Exercise goal:
Among the lines listed below, count those that include the string "действия", and state only the count.

══════

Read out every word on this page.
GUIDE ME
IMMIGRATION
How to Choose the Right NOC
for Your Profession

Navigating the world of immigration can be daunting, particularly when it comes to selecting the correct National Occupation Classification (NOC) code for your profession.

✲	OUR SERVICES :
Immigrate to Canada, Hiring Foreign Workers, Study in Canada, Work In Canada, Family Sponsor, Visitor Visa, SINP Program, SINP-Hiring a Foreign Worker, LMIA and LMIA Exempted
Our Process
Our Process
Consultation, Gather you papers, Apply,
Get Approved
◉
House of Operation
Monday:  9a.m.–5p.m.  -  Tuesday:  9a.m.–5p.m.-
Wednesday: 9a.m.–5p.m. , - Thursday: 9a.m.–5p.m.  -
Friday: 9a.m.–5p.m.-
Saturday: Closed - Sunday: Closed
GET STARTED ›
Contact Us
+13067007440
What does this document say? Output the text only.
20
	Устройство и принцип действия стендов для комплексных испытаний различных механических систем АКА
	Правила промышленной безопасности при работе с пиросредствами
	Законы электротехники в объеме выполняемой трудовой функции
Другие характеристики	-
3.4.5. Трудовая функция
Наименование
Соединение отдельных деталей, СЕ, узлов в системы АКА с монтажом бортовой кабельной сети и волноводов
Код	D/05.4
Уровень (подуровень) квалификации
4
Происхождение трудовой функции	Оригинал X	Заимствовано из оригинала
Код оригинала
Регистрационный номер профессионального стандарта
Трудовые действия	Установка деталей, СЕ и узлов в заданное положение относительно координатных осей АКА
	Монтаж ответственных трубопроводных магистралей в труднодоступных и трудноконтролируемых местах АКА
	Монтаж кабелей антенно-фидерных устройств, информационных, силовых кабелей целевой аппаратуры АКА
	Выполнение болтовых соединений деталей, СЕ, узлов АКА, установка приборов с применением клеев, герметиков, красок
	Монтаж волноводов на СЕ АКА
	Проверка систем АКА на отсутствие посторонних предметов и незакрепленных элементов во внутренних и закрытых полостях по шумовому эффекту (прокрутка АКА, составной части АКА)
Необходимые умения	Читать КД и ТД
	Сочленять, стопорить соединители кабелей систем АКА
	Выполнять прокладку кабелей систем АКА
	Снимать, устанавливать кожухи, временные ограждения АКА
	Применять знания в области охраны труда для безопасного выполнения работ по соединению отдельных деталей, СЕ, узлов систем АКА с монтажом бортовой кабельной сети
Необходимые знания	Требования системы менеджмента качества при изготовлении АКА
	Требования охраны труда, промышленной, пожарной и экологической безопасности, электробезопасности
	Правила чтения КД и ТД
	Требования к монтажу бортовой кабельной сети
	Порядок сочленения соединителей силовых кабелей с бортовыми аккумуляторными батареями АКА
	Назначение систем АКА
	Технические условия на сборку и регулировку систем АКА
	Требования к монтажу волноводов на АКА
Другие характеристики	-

══════

Solved exercise:
2